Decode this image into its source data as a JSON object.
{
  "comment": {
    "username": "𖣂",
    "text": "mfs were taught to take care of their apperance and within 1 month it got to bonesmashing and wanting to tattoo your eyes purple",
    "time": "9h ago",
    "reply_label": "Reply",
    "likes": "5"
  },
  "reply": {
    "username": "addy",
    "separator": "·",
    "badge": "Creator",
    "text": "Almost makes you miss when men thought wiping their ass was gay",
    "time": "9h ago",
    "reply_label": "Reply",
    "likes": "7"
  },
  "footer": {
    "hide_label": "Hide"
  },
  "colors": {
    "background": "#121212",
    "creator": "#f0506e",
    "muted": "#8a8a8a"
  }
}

================================

- Written request -
Extract the data exactly as given.

- Task answer -
Decode this image into its source data as a JSON object.
{
  "comment": {
    "username": "𖣂",
    "text": "mfs were taught to take care of their apperance and within 1 month it got to bonesmashing and wanting to tattoo your eyes purple",
    "time": "9h ago",
    "reply_label": "Reply",
    "likes": "5"
  },
  "reply": {
    "username": "addy",
    "separator": "·",
    "badge": "Creator",
    "text": "Almost makes you miss when men thought wiping their ass was gay",
    "time": "9h ago",
    "reply_label": "Reply",
    "likes": "7"
  },
  "footer": {
    "hide_label": "Hide"
  },
  "colors": {
    "background": "#121212",
    "creator": "#f0506e",
    "muted": "#8a8a8a"
  }
}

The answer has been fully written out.